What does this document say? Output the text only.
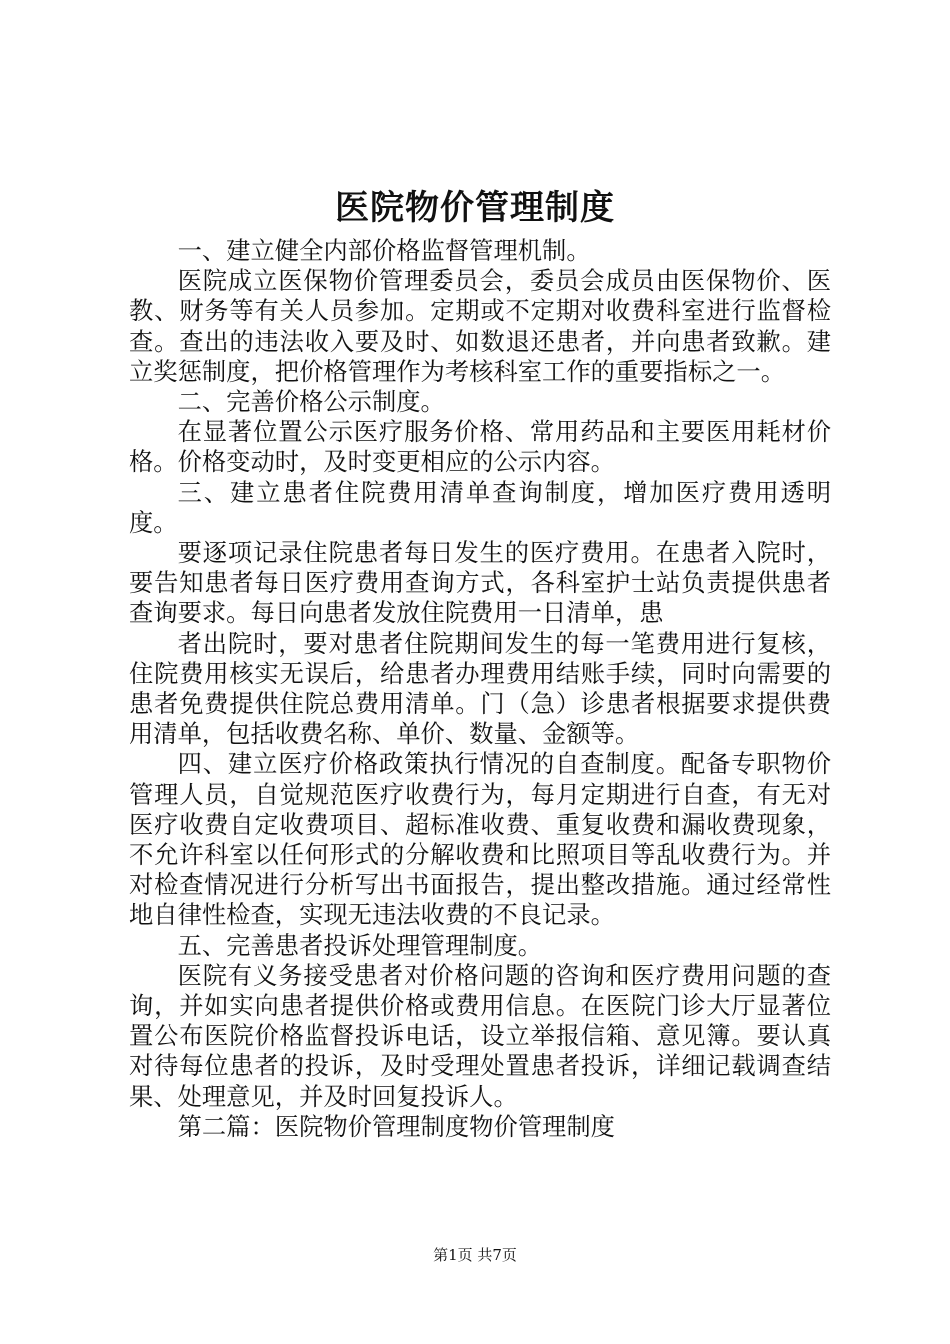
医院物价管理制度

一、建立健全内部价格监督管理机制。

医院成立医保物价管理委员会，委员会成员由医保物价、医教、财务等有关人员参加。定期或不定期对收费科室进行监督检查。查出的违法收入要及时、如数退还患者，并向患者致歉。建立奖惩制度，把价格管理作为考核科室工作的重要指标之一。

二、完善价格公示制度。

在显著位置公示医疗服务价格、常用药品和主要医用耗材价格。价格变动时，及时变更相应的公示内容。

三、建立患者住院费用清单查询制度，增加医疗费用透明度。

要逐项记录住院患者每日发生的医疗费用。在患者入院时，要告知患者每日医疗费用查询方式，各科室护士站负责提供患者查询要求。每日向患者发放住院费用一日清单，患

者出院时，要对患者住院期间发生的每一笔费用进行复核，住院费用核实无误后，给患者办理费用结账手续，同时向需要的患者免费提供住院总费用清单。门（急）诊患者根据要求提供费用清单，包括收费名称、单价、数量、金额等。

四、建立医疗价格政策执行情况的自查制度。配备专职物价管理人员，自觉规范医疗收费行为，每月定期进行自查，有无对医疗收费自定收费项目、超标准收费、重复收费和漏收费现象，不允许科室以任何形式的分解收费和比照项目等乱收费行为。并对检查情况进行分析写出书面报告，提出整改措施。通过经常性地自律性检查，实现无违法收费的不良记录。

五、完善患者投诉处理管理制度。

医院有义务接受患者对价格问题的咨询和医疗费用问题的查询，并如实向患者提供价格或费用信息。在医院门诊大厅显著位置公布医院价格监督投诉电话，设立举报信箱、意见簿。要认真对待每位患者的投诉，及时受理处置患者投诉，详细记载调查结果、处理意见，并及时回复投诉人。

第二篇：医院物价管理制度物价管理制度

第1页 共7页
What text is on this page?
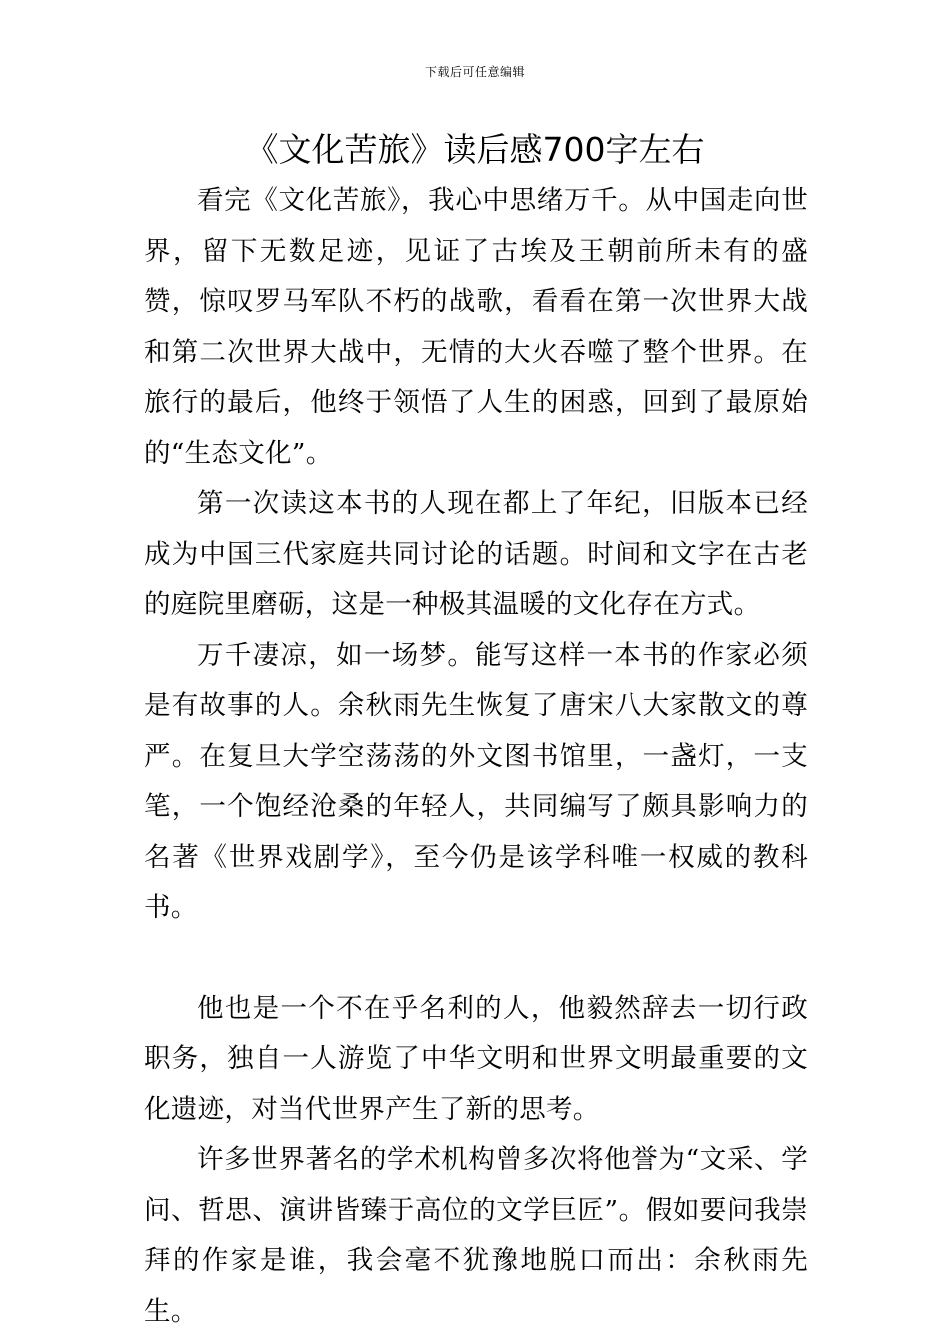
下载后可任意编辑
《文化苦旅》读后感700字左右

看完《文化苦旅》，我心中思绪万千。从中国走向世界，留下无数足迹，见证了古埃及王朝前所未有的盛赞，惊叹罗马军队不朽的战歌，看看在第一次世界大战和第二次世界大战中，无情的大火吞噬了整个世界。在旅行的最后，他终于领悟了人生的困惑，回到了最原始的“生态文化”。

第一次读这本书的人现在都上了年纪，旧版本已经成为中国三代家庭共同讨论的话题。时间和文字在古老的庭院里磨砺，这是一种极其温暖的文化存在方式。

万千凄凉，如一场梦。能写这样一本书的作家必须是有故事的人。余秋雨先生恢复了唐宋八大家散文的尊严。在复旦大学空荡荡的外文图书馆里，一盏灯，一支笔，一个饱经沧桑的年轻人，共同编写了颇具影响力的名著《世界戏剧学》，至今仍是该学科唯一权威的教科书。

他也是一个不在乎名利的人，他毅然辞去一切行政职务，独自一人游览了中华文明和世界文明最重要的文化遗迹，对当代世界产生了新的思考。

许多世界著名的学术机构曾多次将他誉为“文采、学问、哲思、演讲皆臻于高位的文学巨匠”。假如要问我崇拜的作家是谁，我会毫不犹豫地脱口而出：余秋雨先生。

**Exercise requirements:** Search the entries for the word "text", then list each line that holds it.

**Correct result:**
What does this document say? Output the text only.
What text is on this page?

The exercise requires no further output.